Data entries
■ ■ ■ ■ ■

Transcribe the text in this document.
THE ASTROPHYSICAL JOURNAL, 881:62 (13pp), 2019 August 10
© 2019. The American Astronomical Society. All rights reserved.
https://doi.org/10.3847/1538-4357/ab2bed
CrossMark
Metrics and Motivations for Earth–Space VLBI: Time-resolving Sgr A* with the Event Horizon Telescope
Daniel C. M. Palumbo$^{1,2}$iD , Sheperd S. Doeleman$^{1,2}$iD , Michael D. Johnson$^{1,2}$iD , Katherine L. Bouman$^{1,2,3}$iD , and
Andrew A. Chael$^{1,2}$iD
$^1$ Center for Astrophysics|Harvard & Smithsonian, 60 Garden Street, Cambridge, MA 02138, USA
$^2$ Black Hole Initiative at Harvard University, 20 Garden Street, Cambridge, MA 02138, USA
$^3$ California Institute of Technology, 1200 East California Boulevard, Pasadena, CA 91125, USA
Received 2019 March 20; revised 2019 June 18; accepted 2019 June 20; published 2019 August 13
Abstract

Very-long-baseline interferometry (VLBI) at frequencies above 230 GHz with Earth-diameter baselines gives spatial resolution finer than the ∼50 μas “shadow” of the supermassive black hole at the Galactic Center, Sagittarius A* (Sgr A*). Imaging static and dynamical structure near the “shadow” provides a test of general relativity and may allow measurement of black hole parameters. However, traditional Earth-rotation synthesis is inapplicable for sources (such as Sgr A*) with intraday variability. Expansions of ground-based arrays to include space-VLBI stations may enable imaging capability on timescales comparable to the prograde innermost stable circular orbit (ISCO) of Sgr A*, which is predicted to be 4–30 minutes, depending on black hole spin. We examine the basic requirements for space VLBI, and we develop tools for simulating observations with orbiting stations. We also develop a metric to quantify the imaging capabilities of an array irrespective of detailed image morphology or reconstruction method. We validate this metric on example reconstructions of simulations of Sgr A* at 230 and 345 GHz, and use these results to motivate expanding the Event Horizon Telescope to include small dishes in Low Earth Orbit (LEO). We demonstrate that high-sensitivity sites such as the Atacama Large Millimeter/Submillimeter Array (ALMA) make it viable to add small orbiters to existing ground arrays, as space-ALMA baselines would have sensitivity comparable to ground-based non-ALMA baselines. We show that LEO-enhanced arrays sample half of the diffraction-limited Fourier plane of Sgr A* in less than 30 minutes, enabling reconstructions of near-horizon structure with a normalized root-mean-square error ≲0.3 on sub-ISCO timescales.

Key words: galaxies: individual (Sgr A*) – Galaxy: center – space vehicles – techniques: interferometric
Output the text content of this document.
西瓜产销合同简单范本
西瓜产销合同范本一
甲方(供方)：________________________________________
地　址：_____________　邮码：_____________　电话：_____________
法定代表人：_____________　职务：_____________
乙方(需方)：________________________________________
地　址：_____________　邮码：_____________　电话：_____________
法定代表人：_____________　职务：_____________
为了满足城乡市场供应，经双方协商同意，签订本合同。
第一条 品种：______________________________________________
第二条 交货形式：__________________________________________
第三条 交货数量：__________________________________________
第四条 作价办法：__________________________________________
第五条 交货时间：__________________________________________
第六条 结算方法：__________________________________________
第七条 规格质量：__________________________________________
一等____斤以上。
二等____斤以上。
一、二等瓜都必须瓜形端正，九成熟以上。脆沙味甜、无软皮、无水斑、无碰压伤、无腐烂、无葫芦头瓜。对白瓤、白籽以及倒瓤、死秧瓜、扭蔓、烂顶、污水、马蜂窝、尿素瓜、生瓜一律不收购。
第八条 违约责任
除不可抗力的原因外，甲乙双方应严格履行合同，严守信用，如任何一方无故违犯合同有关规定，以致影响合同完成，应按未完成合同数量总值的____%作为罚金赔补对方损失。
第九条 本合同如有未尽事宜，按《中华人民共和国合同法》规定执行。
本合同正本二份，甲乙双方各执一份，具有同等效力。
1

■ ■ ■ ■ ■

Pull out all lines containing the word "Harvard" from the entries above.

$^1$ Center for Astrophysics|Harvard & Smithsonian, 60 Garden Street, Cambridge, MA 02138, USA
$^2$ Black Hole Initiative at Harvard University, 20 Garden Street, Cambridge, MA 02138, USA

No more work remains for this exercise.